(DATA SUPPLIED):
-.-.-

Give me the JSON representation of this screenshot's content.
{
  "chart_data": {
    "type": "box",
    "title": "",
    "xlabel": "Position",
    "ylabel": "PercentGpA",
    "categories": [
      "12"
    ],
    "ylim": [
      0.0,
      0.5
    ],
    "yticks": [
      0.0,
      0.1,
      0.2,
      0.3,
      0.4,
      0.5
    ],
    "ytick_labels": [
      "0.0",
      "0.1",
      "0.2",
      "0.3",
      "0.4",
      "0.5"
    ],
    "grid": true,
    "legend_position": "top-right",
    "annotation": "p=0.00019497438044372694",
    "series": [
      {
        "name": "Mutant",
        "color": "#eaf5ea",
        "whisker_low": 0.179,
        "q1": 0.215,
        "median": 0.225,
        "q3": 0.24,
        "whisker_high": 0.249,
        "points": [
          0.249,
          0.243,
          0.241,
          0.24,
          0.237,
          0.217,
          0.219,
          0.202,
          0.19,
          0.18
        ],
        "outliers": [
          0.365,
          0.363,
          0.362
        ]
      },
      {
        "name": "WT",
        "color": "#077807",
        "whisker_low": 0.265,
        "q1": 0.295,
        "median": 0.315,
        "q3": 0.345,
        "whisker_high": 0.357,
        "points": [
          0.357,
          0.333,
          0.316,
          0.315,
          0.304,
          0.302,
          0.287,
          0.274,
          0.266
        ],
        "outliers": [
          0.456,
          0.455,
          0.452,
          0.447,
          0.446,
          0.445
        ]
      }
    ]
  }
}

-.-.-

(STATED TASK): Reproduce each record exactly as it appears.

(OUTPUT FOR THIS TASK):
Give me the JSON representation of this screenshot's content.
{
  "chart_data": {
    "type": "box",
    "title": "",
    "xlabel": "Position",
    "ylabel": "PercentGpA",
    "categories": [
      "12"
    ],
    "ylim": [
      0.0,
      0.5
    ],
    "yticks": [
      0.0,
      0.1,
      0.2,
      0.3,
      0.4,
      0.5
    ],
    "ytick_labels": [
      "0.0",
      "0.1",
      "0.2",
      "0.3",
      "0.4",
      "0.5"
    ],
    "grid": true,
    "legend_position": "top-right",
    "annotation": "p=0.00019497438044372694",
    "series": [
      {
        "name": "Mutant",
        "color": "#eaf5ea",
        "whisker_low": 0.179,
        "q1": 0.215,
        "median": 0.225,
        "q3": 0.24,
        "whisker_high": 0.249,
        "points": [
          0.249,
          0.243,
          0.241,
          0.24,
          0.237,
          0.217,
          0.219,
          0.202,
          0.19,
          0.18
        ],
        "outliers": [
          0.365,
          0.363,
          0.362
        ]
      },
      {
        "name": "WT",
        "color": "#077807",
        "whisker_low": 0.265,
        "q1": 0.295,
        "median": 0.315,
        "q3": 0.345,
        "whisker_high": 0.357,
        "points": [
          0.357,
          0.333,
          0.316,
          0.315,
          0.304,
          0.302,
          0.287,
          0.274,
          0.266
        ],
        "outliers": [
          0.456,
          0.455,
          0.452,
          0.447,
          0.446,
          0.445
        ]
      }
    ]
  }
}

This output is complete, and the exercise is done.